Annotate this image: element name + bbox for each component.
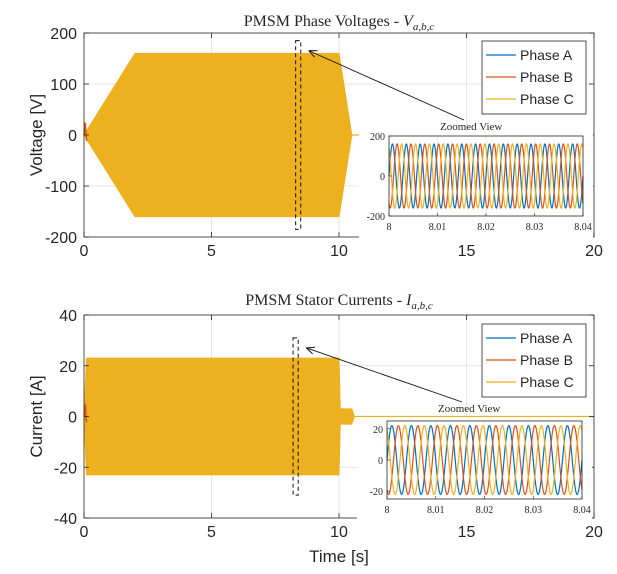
- y-axis-label: Voltage [V]: [27, 94, 46, 176]
- inset-zoom: 8 8.01 8.02 8.03 8.04 20 0 -20: [357, 417, 592, 523]
- zoomed-view-label: Zoomed View: [438, 403, 500, 415]
- chart-title-text: PMSM Phase Voltages -: [244, 13, 403, 30]
- legend-label: Phase C: [520, 374, 574, 390]
- x-tick-label: 10: [330, 524, 348, 541]
- inset-x-tick-label: 8.01: [427, 505, 445, 516]
- inset-wave-phase-b: [388, 143, 584, 209]
- y-tick-label: -20: [54, 460, 77, 477]
- legend-label: Phase A: [520, 330, 573, 346]
- inset-x-tick-label: 8.04: [574, 222, 592, 233]
- legend-label: Phase B: [520, 69, 573, 85]
- inset-y-tick-label: -20: [370, 487, 383, 498]
- inset-y-tick-label: 0: [378, 456, 383, 467]
- chart-title: PMSM Phase Voltages - Va,b,c: [244, 13, 435, 33]
- inset-wave-phase-b: [386, 424, 583, 496]
- zoom-arrow-head: [308, 50, 318, 58]
- y-tick-label: 0: [68, 410, 77, 427]
- inset-wave-phase-a: [388, 143, 584, 209]
- x-tick-label: 5: [207, 524, 216, 541]
- y-tick-label: 100: [50, 77, 77, 94]
- y-axis-label: Current [A]: [27, 375, 46, 457]
- zoom-region-box: [292, 337, 299, 496]
- subplot-voltages: 0 5 10 15 20 200 100 0 -100 -200 PMSM Phase Voltag…: [27, 13, 603, 260]
- zoomed-view-label: Zoomed View: [440, 121, 502, 133]
- x-tick-label: 20: [585, 243, 603, 260]
- legend-label: Phase A: [520, 47, 573, 63]
- inset-wave-phase-c: [388, 143, 584, 209]
- x-tick-label: 0: [80, 243, 89, 260]
- inset-x-tick-label: 8.02: [476, 505, 494, 516]
- subplot-currents: 0 5 10 15 20 40 20 0 -20 -40 PMSM Stator Currents …: [27, 292, 603, 566]
- inset-x-tick-label: 8.02: [477, 222, 495, 233]
- x-tick-label: 15: [458, 243, 476, 260]
- x-tick-label: 15: [458, 524, 476, 541]
- y-tick-label: 0: [68, 128, 77, 145]
- inset-y-tick-label: -200: [367, 212, 385, 223]
- y-tick-label: -200: [45, 230, 77, 247]
- chart-title-text: PMSM Stator Currents -: [245, 292, 406, 309]
- inset-wave-phase-c: [386, 424, 583, 496]
- legend-label: Phase C: [520, 91, 574, 107]
- y-tick-label: 40: [59, 308, 77, 325]
- inset-x-tick-label: 8.03: [525, 505, 543, 516]
- legend-label: Phase B: [520, 352, 573, 368]
- legend: Phase A Phase B Phase C: [481, 323, 587, 398]
- y-tick-label: 20: [59, 359, 77, 376]
- inset-x-tick-label: 8.01: [429, 222, 447, 233]
- inset-zoom: 8 8.01 8.02 8.03 8.04 200 0 -200: [359, 132, 593, 240]
- y-tick-label: -100: [45, 179, 77, 196]
- x-tick-label: 20: [585, 524, 603, 541]
- zoom-region-box: [295, 40, 302, 230]
- inset-x-tick-label: 8.03: [526, 222, 544, 233]
- inset-x-tick-label: 8.04: [573, 505, 591, 516]
- y-tick-label: -40: [54, 511, 77, 528]
- x-tick-label: 5: [207, 243, 216, 260]
- chart-title-symbol: I: [405, 292, 412, 309]
- zoom-arrow-head: [305, 346, 315, 355]
- chart-title-symbol: V: [403, 13, 415, 30]
- x-tick-label: 0: [80, 524, 89, 541]
- chart-title-subscript: a,b,c: [413, 21, 435, 33]
- inset-y-tick-label: 0: [380, 172, 385, 183]
- zoom-arrow-line: [308, 50, 465, 121]
- x-tick-label: 10: [330, 243, 348, 260]
- chart-title: PMSM Stator Currents - Ia,b,c: [245, 292, 433, 312]
- legend: Phase A Phase B Phase C: [481, 40, 587, 115]
- chart-title-subscript: a,b,c: [411, 300, 433, 312]
- y-tick-label: 200: [50, 26, 77, 43]
- inset-wave-phase-a: [386, 424, 583, 496]
- x-axis-label: Time [s]: [309, 547, 369, 566]
- inset-x-tick-label: 8: [387, 222, 392, 233]
- inset-x-tick-label: 8: [385, 505, 390, 516]
- inset-y-tick-label: 200: [370, 132, 385, 143]
- zoom-arrow-line: [306, 347, 463, 403]
- inset-y-tick-label: 20: [373, 425, 383, 436]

What the exercise asks:
Write out the entries again, replacing "Zoomed View" with "Detail View" everywhere it occurs and leaving everything else unchanged. Omit the picture lines.

Task solution:
Annotate this image: element name + bbox for each component.
- y-axis-label: Voltage [V]: [27, 94, 46, 176]
- inset-zoom: 8 8.01 8.02 8.03 8.04 20 0 -20: [357, 417, 592, 523]
- zoomed-view-label: Detail View: [438, 403, 500, 415]
- chart-title-text: PMSM Phase Voltages -: [244, 13, 403, 30]
- legend-label: Phase C: [520, 374, 574, 390]
- x-tick-label: 10: [330, 524, 348, 541]
- inset-x-tick-label: 8.01: [427, 505, 445, 516]
- inset-wave-phase-b: [388, 143, 584, 209]
- y-tick-label: -20: [54, 460, 77, 477]
- legend-label: Phase A: [520, 330, 573, 346]
- inset-x-tick-label: 8.04: [574, 222, 592, 233]
- legend-label: Phase B: [520, 69, 573, 85]
- inset-y-tick-label: -20: [370, 487, 383, 498]
- inset-y-tick-label: 0: [378, 456, 383, 467]
- chart-title: PMSM Phase Voltages - Va,b,c: [244, 13, 435, 33]
- inset-wave-phase-b: [386, 424, 583, 496]
- zoom-arrow-head: [308, 50, 318, 58]
- y-tick-label: 0: [68, 410, 77, 427]
- inset-wave-phase-a: [388, 143, 584, 209]
- x-tick-label: 5: [207, 524, 216, 541]
- y-tick-label: 100: [50, 77, 77, 94]
- y-axis-label: Current [A]: [27, 375, 46, 457]
- zoom-region-box: [292, 337, 299, 496]
- subplot-voltages: 0 5 10 15 20 200 100 0 -100 -200 PMSM Phase Voltag…: [27, 13, 603, 260]
- zoomed-view-label: Detail View: [440, 121, 502, 133]
- x-tick-label: 20: [585, 243, 603, 260]
- legend-label: Phase A: [520, 47, 573, 63]
- inset-wave-phase-c: [388, 143, 584, 209]
- x-tick-label: 0: [80, 243, 89, 260]
- inset-x-tick-label: 8.02: [476, 505, 494, 516]
- subplot-currents: 0 5 10 15 20 40 20 0 -20 -40 PMSM Stator Currents …: [27, 292, 603, 566]
- inset-x-tick-label: 8.02: [477, 222, 495, 233]
- x-tick-label: 15: [458, 243, 476, 260]
- x-tick-label: 15: [458, 524, 476, 541]
- y-tick-label: 0: [68, 128, 77, 145]
- inset-y-tick-label: -200: [367, 212, 385, 223]
- y-tick-label: -200: [45, 230, 77, 247]
- chart-title-text: PMSM Stator Currents -: [245, 292, 406, 309]
- inset-wave-phase-c: [386, 424, 583, 496]
- legend-label: Phase C: [520, 91, 574, 107]
- y-tick-label: 40: [59, 308, 77, 325]
- inset-x-tick-label: 8.03: [525, 505, 543, 516]
- legend-label: Phase B: [520, 352, 573, 368]
- legend: Phase A Phase B Phase C: [481, 323, 587, 398]
- y-tick-label: 20: [59, 359, 77, 376]
- inset-x-tick-label: 8.01: [429, 222, 447, 233]
- inset-zoom: 8 8.01 8.02 8.03 8.04 200 0 -200: [359, 132, 593, 240]
- y-tick-label: -100: [45, 179, 77, 196]
- x-tick-label: 20: [585, 524, 603, 541]
- zoom-region-box: [295, 40, 302, 230]
- inset-x-tick-label: 8.03: [526, 222, 544, 233]
- inset-x-tick-label: 8.04: [573, 505, 591, 516]
- y-tick-label: -40: [54, 511, 77, 528]
- x-tick-label: 5: [207, 243, 216, 260]
- chart-title-symbol: I: [405, 292, 412, 309]
- zoom-arrow-head: [305, 346, 315, 355]
- chart-title-symbol: V: [403, 13, 415, 30]
- x-tick-label: 0: [80, 524, 89, 541]
- chart-title-subscript: a,b,c: [413, 21, 435, 33]
- inset-y-tick-label: 0: [380, 172, 385, 183]
- zoom-arrow-line: [308, 50, 465, 121]
- x-tick-label: 10: [330, 243, 348, 260]
- chart-title: PMSM Stator Currents - Ia,b,c: [245, 292, 433, 312]
- legend: Phase A Phase B Phase C: [481, 40, 587, 115]
- chart-title-subscript: a,b,c: [411, 300, 433, 312]
- y-tick-label: 200: [50, 26, 77, 43]
- inset-wave-phase-a: [386, 424, 583, 496]
- x-axis-label: Time [s]: [309, 547, 369, 566]
- inset-x-tick-label: 8: [387, 222, 392, 233]
- inset-x-tick-label: 8: [385, 505, 390, 516]
- inset-y-tick-label: 200: [370, 132, 385, 143]
- zoom-arrow-line: [306, 347, 463, 403]
- inset-y-tick-label: 20: [373, 425, 383, 436]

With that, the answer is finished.